→ DATA EXCERPTS
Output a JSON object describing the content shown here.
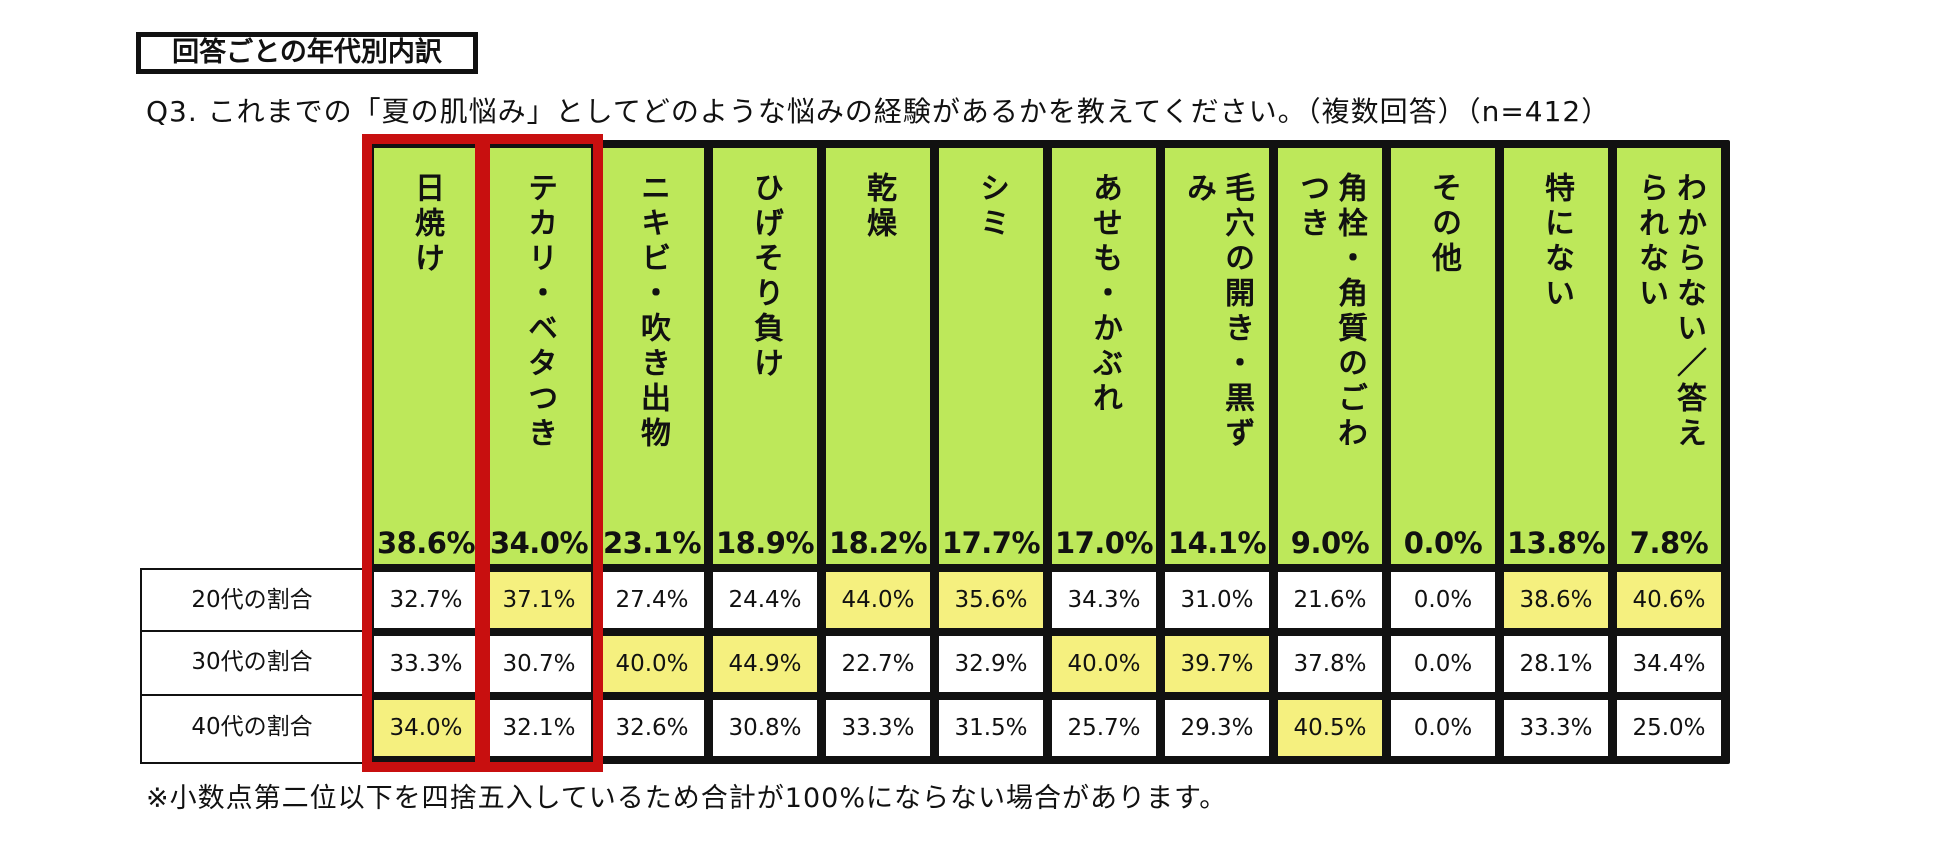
{
  "tag": "回答ごとの年代別内訳",
  "question": "Q3. これまでの「夏の肌悩み」としてどのような悩みの経験があるかを教えてください。（複数回答）（n=412）",
  "note": "※小数点第二位以下を四捨五入しているため合計が100%にならない場合があります。",
  "colors": {
    "header": "#bde85a",
    "highlight": "#f5f07f",
    "frame": "#c80f0f",
    "border": "#111111"
  },
  "chart_data": {
    "type": "table",
    "categories": [
      "日焼け",
      "テカリ・ベタつき",
      "ニキビ・吹き出物",
      "ひげそり負け",
      "乾燥",
      "シミ",
      "あせも・かぶれ",
      "毛穴の開き・黒ずみ",
      "角栓・角質のごわつき",
      "その他",
      "特にない",
      "わからない／答えられない"
    ],
    "totals": [
      "38.6%",
      "34.0%",
      "23.1%",
      "18.9%",
      "18.2%",
      "17.7%",
      "17.0%",
      "14.1%",
      "9.0%",
      "0.0%",
      "13.8%",
      "7.8%"
    ],
    "rows": [
      {
        "label": "20代の割合",
        "values": [
          "32.7%",
          "37.1%",
          "27.4%",
          "24.4%",
          "44.0%",
          "35.6%",
          "34.3%",
          "31.0%",
          "21.6%",
          "0.0%",
          "38.6%",
          "40.6%"
        ],
        "highlight": [
          false,
          true,
          false,
          false,
          true,
          true,
          false,
          false,
          false,
          false,
          true,
          true
        ]
      },
      {
        "label": "30代の割合",
        "values": [
          "33.3%",
          "30.7%",
          "40.0%",
          "44.9%",
          "22.7%",
          "32.9%",
          "40.0%",
          "39.7%",
          "37.8%",
          "0.0%",
          "28.1%",
          "34.4%"
        ],
        "highlight": [
          false,
          false,
          true,
          true,
          false,
          false,
          true,
          true,
          false,
          false,
          false,
          false
        ]
      },
      {
        "label": "40代の割合",
        "values": [
          "34.0%",
          "32.1%",
          "32.6%",
          "30.8%",
          "33.3%",
          "31.5%",
          "25.7%",
          "29.3%",
          "40.5%",
          "0.0%",
          "33.3%",
          "25.0%"
        ],
        "highlight": [
          true,
          false,
          false,
          false,
          false,
          false,
          false,
          false,
          true,
          false,
          false,
          false
        ]
      }
    ],
    "emphasized_columns": [
      0,
      1
    ]
  }
}
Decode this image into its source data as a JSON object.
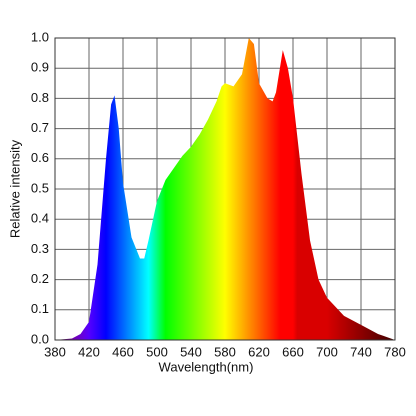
{
  "chart_data": {
    "type": "area",
    "x_label": "Wavelength(nm)",
    "y_label": "Relative intensity",
    "x": [
      380,
      400,
      410,
      420,
      430,
      440,
      446,
      450,
      455,
      460,
      470,
      480,
      485,
      490,
      500,
      510,
      520,
      530,
      540,
      550,
      560,
      570,
      576,
      580,
      590,
      600,
      608,
      614,
      620,
      630,
      636,
      640,
      648,
      654,
      660,
      670,
      680,
      690,
      700,
      720,
      740,
      760,
      780
    ],
    "values": [
      0.0,
      0.005,
      0.02,
      0.06,
      0.25,
      0.6,
      0.78,
      0.81,
      0.7,
      0.52,
      0.34,
      0.27,
      0.27,
      0.33,
      0.46,
      0.53,
      0.57,
      0.61,
      0.64,
      0.68,
      0.73,
      0.79,
      0.84,
      0.85,
      0.84,
      0.88,
      1.0,
      0.98,
      0.85,
      0.8,
      0.79,
      0.82,
      0.96,
      0.9,
      0.8,
      0.55,
      0.33,
      0.2,
      0.14,
      0.08,
      0.05,
      0.02,
      0.0
    ],
    "color": "spectrum",
    "xlim": [
      380,
      780
    ],
    "xticks": [
      380,
      420,
      460,
      500,
      540,
      580,
      620,
      660,
      700,
      740,
      780
    ],
    "ylim": [
      0,
      1
    ],
    "yticks": [
      {
        "value": 0,
        "label": "0.0"
      },
      0.1,
      0.2,
      0.3,
      0.4,
      0.5,
      0.6,
      0.7,
      0.8,
      0.9,
      {
        "value": 1,
        "label": "1.0"
      }
    ],
    "grid": true
  }
}
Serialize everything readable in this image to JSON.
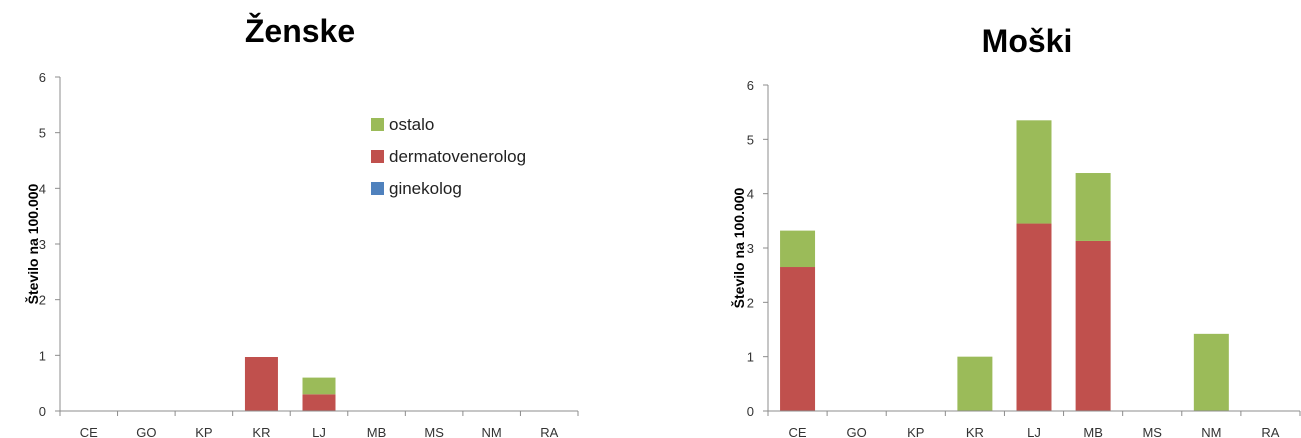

→ EXERCISE PROMPT
Each line of the data should be quoted exactly, with pictures left out.

→ SOLVED EXERCISE
Output a JSON object describing the content shown here.
{
  "tag": "回答ごとの年代別内訳",
  "question": "Q3. これまでの「夏の肌悩み」としてどのような悩みの経験があるかを教えてください。（複数回答）（n=412）",
  "note": "※小数点第二位以下を四捨五入しているため合計が100%にならない場合があります。",
  "colors": {
    "header": "#bde85a",
    "highlight": "#f5f07f",
    "frame": "#c80f0f",
    "border": "#111111"
  },
  "chart_data": {
    "type": "table",
    "categories": [
      "日焼け",
      "テカリ・ベタつき",
      "ニキビ・吹き出物",
      "ひげそり負け",
      "乾燥",
      "シミ",
      "あせも・かぶれ",
      "毛穴の開き・黒ずみ",
      "角栓・角質のごわつき",
      "その他",
      "特にない",
      "わからない／答えられない"
    ],
    "totals": [
      "38.6%",
      "34.0%",
      "23.1%",
      "18.9%",
      "18.2%",
      "17.7%",
      "17.0%",
      "14.1%",
      "9.0%",
      "0.0%",
      "13.8%",
      "7.8%"
    ],
    "rows": [
      {
        "label": "20代の割合",
        "values": [
          "32.7%",
          "37.1%",
          "27.4%",
          "24.4%",
          "44.0%",
          "35.6%",
          "34.3%",
          "31.0%",
          "21.6%",
          "0.0%",
          "38.6%",
          "40.6%"
        ],
        "highlight": [
          false,
          true,
          false,
          false,
          true,
          true,
          false,
          false,
          false,
          false,
          true,
          true
        ]
      },
      {
        "label": "30代の割合",
        "values": [
          "33.3%",
          "30.7%",
          "40.0%",
          "44.9%",
          "22.7%",
          "32.9%",
          "40.0%",
          "39.7%",
          "37.8%",
          "0.0%",
          "28.1%",
          "34.4%"
        ],
        "highlight": [
          false,
          false,
          true,
          true,
          false,
          false,
          true,
          true,
          false,
          false,
          false,
          false
        ]
      },
      {
        "label": "40代の割合",
        "values": [
          "34.0%",
          "32.1%",
          "32.6%",
          "30.8%",
          "33.3%",
          "31.5%",
          "25.7%",
          "29.3%",
          "40.5%",
          "0.0%",
          "33.3%",
          "25.0%"
        ],
        "highlight": [
          true,
          false,
          false,
          false,
          false,
          false,
          false,
          false,
          true,
          false,
          false,
          false
        ]
      }
    ],
    "emphasized_columns": [
      0,
      1
    ]
  }
}
Decode this image into its source data as a JSON object.
{
  "chart_data": {
    "type": "area",
    "x_label": "Wavelength(nm)",
    "y_label": "Relative intensity",
    "x": [
      380,
      400,
      410,
      420,
      430,
      440,
      446,
      450,
      455,
      460,
      470,
      480,
      485,
      490,
      500,
      510,
      520,
      530,
      540,
      550,
      560,
      570,
      576,
      580,
      590,
      600,
      608,
      614,
      620,
      630,
      636,
      640,
      648,
      654,
      660,
      670,
      680,
      690,
      700,
      720,
      740,
      760,
      780
    ],
    "values": [
      0.0,
      0.005,
      0.02,
      0.06,
      0.25,
      0.6,
      0.78,
      0.81,
      0.7,
      0.52,
      0.34,
      0.27,
      0.27,
      0.33,
      0.46,
      0.53,
      0.57,
      0.61,
      0.64,
      0.68,
      0.73,
      0.79,
      0.84,
      0.85,
      0.84,
      0.88,
      1.0,
      0.98,
      0.85,
      0.8,
      0.79,
      0.82,
      0.96,
      0.9,
      0.8,
      0.55,
      0.33,
      0.2,
      0.14,
      0.08,
      0.05,
      0.02,
      0.0
    ],
    "color": "spectrum",
    "xlim": [
      380,
      780
    ],
    "xticks": [
      380,
      420,
      460,
      500,
      540,
      580,
      620,
      660,
      700,
      740,
      780
    ],
    "ylim": [
      0,
      1
    ],
    "yticks": [
      {
        "value": 0,
        "label": "0.0"
      },
      0.1,
      0.2,
      0.3,
      0.4,
      0.5,
      0.6,
      0.7,
      0.8,
      0.9,
      {
        "value": 1,
        "label": "1.0"
      }
    ],
    "grid": true
  }
}
Serialize everything readable in this image to JSON.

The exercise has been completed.